* **Work to do**
Skip the pictures and quote all of the lines exactly.

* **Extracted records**
** Start **

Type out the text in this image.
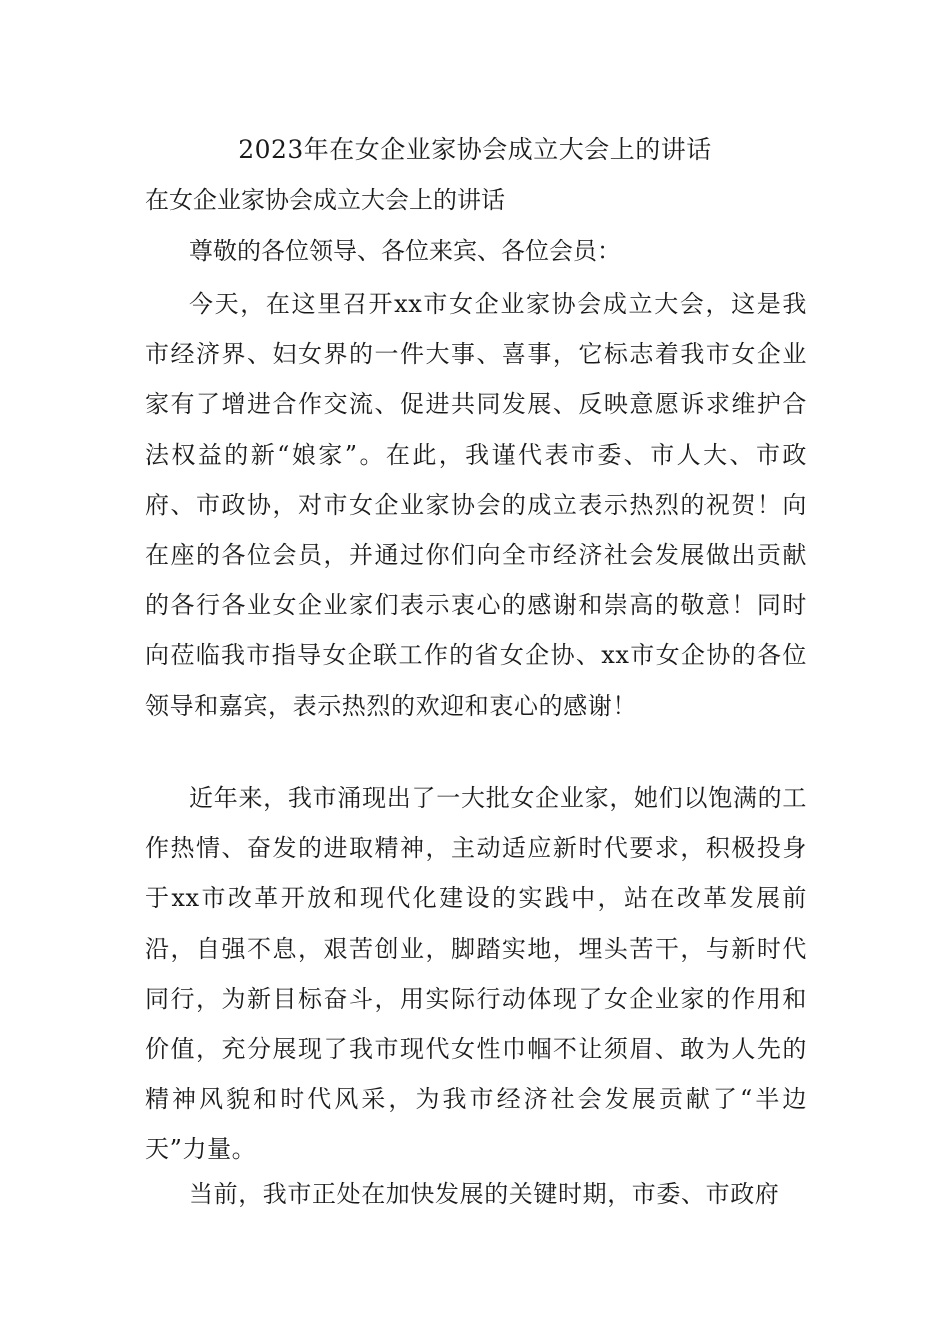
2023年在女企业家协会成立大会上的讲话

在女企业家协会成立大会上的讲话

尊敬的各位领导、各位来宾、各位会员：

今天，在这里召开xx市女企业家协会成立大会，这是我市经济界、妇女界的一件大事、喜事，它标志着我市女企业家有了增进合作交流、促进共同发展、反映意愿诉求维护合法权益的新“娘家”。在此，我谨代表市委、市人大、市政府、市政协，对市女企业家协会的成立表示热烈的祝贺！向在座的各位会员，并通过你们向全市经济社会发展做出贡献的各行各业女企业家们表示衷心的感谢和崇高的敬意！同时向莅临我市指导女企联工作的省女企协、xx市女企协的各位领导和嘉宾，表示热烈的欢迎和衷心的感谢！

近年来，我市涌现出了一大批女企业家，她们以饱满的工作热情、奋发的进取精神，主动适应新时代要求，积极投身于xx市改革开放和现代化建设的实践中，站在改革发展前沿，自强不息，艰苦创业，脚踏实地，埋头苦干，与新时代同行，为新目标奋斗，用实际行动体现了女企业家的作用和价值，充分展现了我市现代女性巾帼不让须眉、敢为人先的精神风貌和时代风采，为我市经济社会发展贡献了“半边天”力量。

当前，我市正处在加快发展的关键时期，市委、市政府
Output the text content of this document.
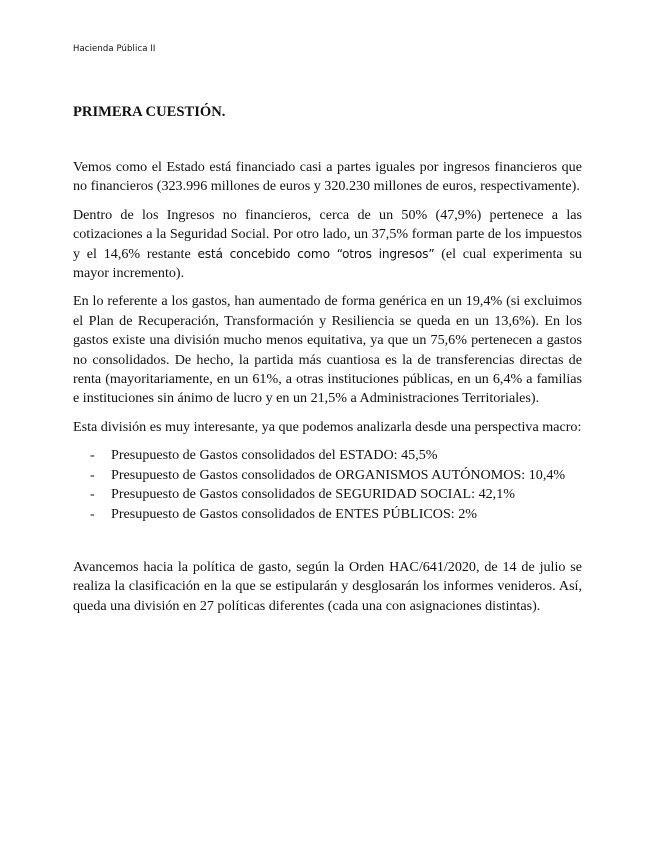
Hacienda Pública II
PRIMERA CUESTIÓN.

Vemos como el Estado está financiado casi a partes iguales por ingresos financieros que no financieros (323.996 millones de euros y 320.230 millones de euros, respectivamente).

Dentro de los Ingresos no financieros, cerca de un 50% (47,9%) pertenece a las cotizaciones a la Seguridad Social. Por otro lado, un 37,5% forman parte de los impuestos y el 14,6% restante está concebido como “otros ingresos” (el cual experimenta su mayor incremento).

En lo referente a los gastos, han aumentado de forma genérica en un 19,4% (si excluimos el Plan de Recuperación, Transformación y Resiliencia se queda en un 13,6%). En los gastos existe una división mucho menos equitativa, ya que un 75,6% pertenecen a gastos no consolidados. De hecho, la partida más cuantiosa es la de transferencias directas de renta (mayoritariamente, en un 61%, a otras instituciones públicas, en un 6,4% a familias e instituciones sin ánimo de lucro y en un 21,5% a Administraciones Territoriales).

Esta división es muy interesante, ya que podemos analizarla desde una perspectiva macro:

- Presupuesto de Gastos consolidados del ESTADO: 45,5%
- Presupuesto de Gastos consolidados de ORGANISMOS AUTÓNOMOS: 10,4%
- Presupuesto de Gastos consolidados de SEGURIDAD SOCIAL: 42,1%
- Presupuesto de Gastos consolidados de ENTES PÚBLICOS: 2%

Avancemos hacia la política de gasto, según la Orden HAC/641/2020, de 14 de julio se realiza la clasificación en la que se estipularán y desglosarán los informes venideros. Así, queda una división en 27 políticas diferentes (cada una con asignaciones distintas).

** End **

* **Written solution**
Type out the text in this image.
2023年在女企业家协会成立大会上的讲话

在女企业家协会成立大会上的讲话

尊敬的各位领导、各位来宾、各位会员：

今天，在这里召开xx市女企业家协会成立大会，这是我市经济界、妇女界的一件大事、喜事，它标志着我市女企业家有了增进合作交流、促进共同发展、反映意愿诉求维护合法权益的新“娘家”。在此，我谨代表市委、市人大、市政府、市政协，对市女企业家协会的成立表示热烈的祝贺！向在座的各位会员，并通过你们向全市经济社会发展做出贡献的各行各业女企业家们表示衷心的感谢和崇高的敬意！同时向莅临我市指导女企联工作的省女企协、xx市女企协的各位领导和嘉宾，表示热烈的欢迎和衷心的感谢！

近年来，我市涌现出了一大批女企业家，她们以饱满的工作热情、奋发的进取精神，主动适应新时代要求，积极投身于xx市改革开放和现代化建设的实践中，站在改革发展前沿，自强不息，艰苦创业，脚踏实地，埋头苦干，与新时代同行，为新目标奋斗，用实际行动体现了女企业家的作用和价值，充分展现了我市现代女性巾帼不让须眉、敢为人先的精神风貌和时代风采，为我市经济社会发展贡献了“半边天”力量。

当前，我市正处在加快发展的关键时期，市委、市政府
Output the text content of this document.
Hacienda Pública II
PRIMERA CUESTIÓN.

Vemos como el Estado está financiado casi a partes iguales por ingresos financieros que no financieros (323.996 millones de euros y 320.230 millones de euros, respectivamente).

Dentro de los Ingresos no financieros, cerca de un 50% (47,9%) pertenece a las cotizaciones a la Seguridad Social. Por otro lado, un 37,5% forman parte de los impuestos y el 14,6% restante está concebido como “otros ingresos” (el cual experimenta su mayor incremento).

En lo referente a los gastos, han aumentado de forma genérica en un 19,4% (si excluimos el Plan de Recuperación, Transformación y Resiliencia se queda en un 13,6%). En los gastos existe una división mucho menos equitativa, ya que un 75,6% pertenecen a gastos no consolidados. De hecho, la partida más cuantiosa es la de transferencias directas de renta (mayoritariamente, en un 61%, a otras instituciones públicas, en un 6,4% a familias e instituciones sin ánimo de lucro y en un 21,5% a Administraciones Territoriales).

Esta división es muy interesante, ya que podemos analizarla desde una perspectiva macro:

- Presupuesto de Gastos consolidados del ESTADO: 45,5%
- Presupuesto de Gastos consolidados de ORGANISMOS AUTÓNOMOS: 10,4%
- Presupuesto de Gastos consolidados de SEGURIDAD SOCIAL: 42,1%
- Presupuesto de Gastos consolidados de ENTES PÚBLICOS: 2%

Avancemos hacia la política de gasto, según la Orden HAC/641/2020, de 14 de julio se realiza la clasificación en la que se estipularán y desglosarán los informes venideros. Así, queda una división en 27 políticas diferentes (cada una con asignaciones distintas).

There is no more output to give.